• **What this task involves**
According to the forum thread about the lock-free FIFO review, why do collectors that use a CAS loop to acquire or release a reference perform poorly for readers in a reader-writer pattern?

• **Text segment**
━━━━━━
Re: [boost] [lockfree::fifo] Review

20 Jan 2010

      "Helge Bahmann" <hcb@chaoticmind.net> wrote in message 
news:alpine.DEB.1.10.1001191553030.25332@m65s28.vlinux.de...
...
On Mon, 18 Jan 2010, Chris M. Thomasson wrote:
...
"Helge Bahmann" <hcb@chaoticmind.net> wrote in message 
news:201001181953.33044.hcb@chaoticmind.net...
...
Am Saturday 16 January 2010 03:15:44 schrieb Chris M. Thomasson:
...
FWIW Helge, here is a new proxy garbage collector algorithm of mine 
that I
am currently experimenting with:
http://groups.google.com/group/comp.programming.threads/browse_frm/thread/a
53f24de178b419f
interesting concept, but AFAICT it shares two undesirable properties 
with my
implementation: Reclamation can be delayed indefinitely if
- one thread is "stuck" within the critical section (e.g. scheduled 
away)
Well, if a thread actually deadlocks or "permanently livelocks" within 
the critical section, then no reclamation can occur.
this means that reclamation (and by extension writing with bounded amount 
of memory) is not wait-free (this is not a problem I think, just pointing 
out)
Yes; very good point Helge. I simply _failed_ to clarify that the wait-free 
properties come from the fact that I am not using loops (e.g., CAS loop) to 
acquire/release a reference to a collector object. This has been a point of 
interest in the past over on `comp.programming.threads'. Previous collectors 
used CAS-loop to either acquire and/or release a reference. This does not 
work out to well for a reader-writer pattern because only one reader thread 
can gain access while the others fail their CAS and have to try again. This 
lock-free property can result in fairly poor performance for readers. 
Therefore, we have been coming up with wait-free techniques to allow readers 
to gain access without looping around in software.
...
...
...
- threads interlock such that at least one thread is always within the
critical section
...
Right?
No. My proxy algorithm is N = 2, while yours is N = 1 where N is the 
number of collector objects. This means that you only have a _single_ 
reference count. During periods of load, this single reference count 
might never reach zero and the garbage will keep piling up.
[snip explanation]
Okay thanks for your explanation, I did not understand your code correctly 
the first time, but now things are much more clear.
That's great!  :^)
...
The concept is very nice indeed, and I agree that N=1 and N=2 makes quite 
a difference. I *think* that your approach is much more valuable as a 
building block for "object-local RCU" for data structures with long-lived 
read access than ABA prevention for producer/consumer data structures 
(where the read-side critical section is very short).
I think I agree with that statement.
...
Thanks for sharing the code,
You are welcome! If you can think of any optimizations I would LOVE to hear 
all about them. One thing I can think of would be to remove the need for 
threads to actually destroy objects. This can be moved to a separate thread 
or the objects can simply be stuck in a cache to be reused. For instance, if 
the `proxy::release(...)' procedure was turned into a function which 
returned a pointer to a stack of nodes that are in a quiescent state, then 
the thread could decide what to do with them. I think that this would make 
the algorithm more flexible.
━━━━━━
Element and coordinate records
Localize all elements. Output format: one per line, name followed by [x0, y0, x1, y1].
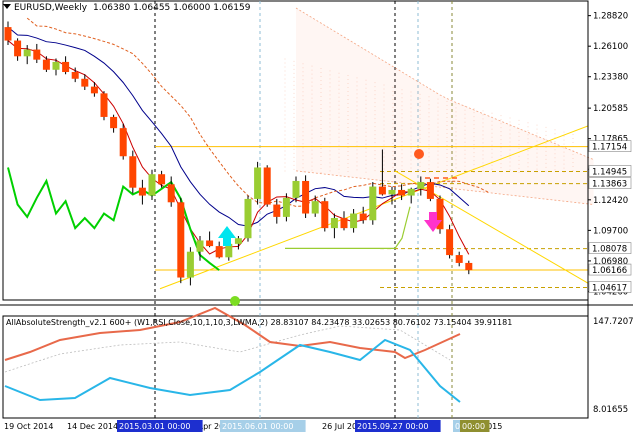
bear-candle[interactable]: [33, 49, 41, 60]
time-label: 19 Oct 2014: [4, 422, 53, 431]
price-tag-label: 1.08078: [592, 245, 627, 255]
bull-candle[interactable]: [148, 174, 156, 196]
bull-candle[interactable]: [23, 49, 31, 57]
bear-candle[interactable]: [177, 202, 185, 278]
bear-candle[interactable]: [321, 201, 329, 229]
bear-candle[interactable]: [100, 93, 108, 117]
bear-candle[interactable]: [14, 40, 22, 57]
cloud-fill: [296, 8, 594, 205]
bear-candle[interactable]: [81, 78, 89, 87]
chart-canvas[interactable]: 1.288201.261001.233801.205851.178651.151…: [0, 0, 633, 435]
bear-candle[interactable]: [426, 182, 434, 199]
price-tick-label: 1.23380: [593, 73, 628, 83]
price-axis: 1.288201.261001.233801.205851.178651.151…: [587, 1, 633, 418]
price-tag-label: 1.17154: [592, 143, 627, 153]
price-tick-label: 1.26100: [593, 42, 628, 52]
price-tick-label: 1.12420: [593, 196, 628, 206]
time-highlight-label: 2015.03.01 00:00: [119, 422, 190, 431]
bear-candle[interactable]: [4, 27, 12, 41]
bear-candle[interactable]: [273, 204, 281, 217]
bull-candle[interactable]: [196, 240, 204, 252]
up-arrow-signal-icon[interactable]: [218, 226, 236, 246]
bear-candle[interactable]: [90, 86, 98, 94]
indicator-pane-frame: [2, 315, 589, 419]
bear-candle[interactable]: [215, 246, 223, 258]
bear-candle[interactable]: [302, 180, 310, 214]
price-tag-label: 1.06166: [592, 266, 627, 276]
bear-candle[interactable]: [158, 174, 166, 185]
bear-candle[interactable]: [398, 189, 406, 196]
bear-candle[interactable]: [138, 187, 146, 196]
bull-candle[interactable]: [388, 189, 396, 195]
bull-candle[interactable]: [52, 61, 60, 70]
bear-candle[interactable]: [206, 240, 214, 247]
price-tick-label: 1.28820: [593, 12, 628, 22]
bear-candle[interactable]: [359, 213, 367, 221]
time-label: 14 Dec 2014: [67, 422, 118, 431]
ohlc-values: 1.06380 1.06455 1.06000 1.06159: [92, 3, 251, 13]
bear-candle[interactable]: [446, 229, 454, 256]
price-tick-label: 1.20585: [593, 104, 628, 114]
ichimoku-cloud: [284, 7, 594, 205]
time-highlight-label: 00:00: [462, 422, 485, 431]
bear-candle[interactable]: [167, 184, 175, 203]
bear-candle[interactable]: [455, 255, 463, 263]
bears-strength-line: [4, 338, 461, 403]
collapse-triangle-icon[interactable]: [3, 4, 11, 9]
indicator-tick-label: 147.7207: [593, 317, 633, 327]
chart-window[interactable]: 1.288201.261001.233801.205851.178651.151…: [0, 0, 633, 435]
bull-candle[interactable]: [407, 188, 415, 196]
bull-candle[interactable]: [186, 251, 194, 278]
bull-candle[interactable]: [282, 197, 290, 217]
bear-candle[interactable]: [119, 128, 127, 157]
lime-dot-marker-icon[interactable]: [230, 296, 240, 306]
bear-candle[interactable]: [129, 156, 137, 188]
bear-candle[interactable]: [110, 116, 118, 129]
indicator-header: AllAbsoluteStrength_v2.1 600+ (W1,RSI,Cl…: [6, 318, 513, 327]
price-tick-label: 1.09700: [593, 226, 628, 236]
time-highlight-label: 2015.06.01 00:00: [222, 422, 293, 431]
bear-candle[interactable]: [71, 72, 79, 79]
bull-candle[interactable]: [417, 182, 425, 189]
bear-candle[interactable]: [465, 262, 473, 271]
price-tag-label: 1.14945: [592, 167, 627, 177]
bear-candle[interactable]: [62, 61, 70, 73]
ghost-signal-line: [4, 325, 451, 373]
bear-candle[interactable]: [263, 167, 271, 205]
bull-candle[interactable]: [292, 180, 300, 198]
price-tag-label: 1.13863: [592, 180, 627, 190]
bull-candle[interactable]: [254, 167, 262, 199]
bull-candle[interactable]: [234, 238, 242, 244]
symbol-title: EURUSD,Weekly: [14, 3, 88, 13]
chart-header: EURUSD,Weekly 1.06380 1.06455 1.06000 1.…: [3, 3, 250, 13]
indicator-tick-label: 8.01655: [593, 405, 628, 415]
bear-candle[interactable]: [340, 218, 348, 229]
bull-candle[interactable]: [311, 201, 319, 214]
price-tag-label: 1.04617: [592, 283, 627, 293]
bull-candle[interactable]: [350, 213, 358, 229]
bull-candle[interactable]: [369, 186, 377, 221]
bear-candle[interactable]: [378, 186, 386, 195]
bear-candle[interactable]: [42, 59, 50, 70]
time-axis: 19 Oct 2014 14 Dec 2014 5 Apr 2015 26 Jul 2…: [4, 420, 502, 432]
bull-candle[interactable]: [330, 218, 338, 229]
orange-dot-marker-icon[interactable]: [414, 149, 424, 159]
bull-candle[interactable]: [244, 198, 252, 239]
time-highlight-label: 2015.09.27 00:00: [357, 422, 428, 431]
━━━━━━
• **Answer for this exercise**
Only one reader thread can gain access while the others fail their CAS and have to try again.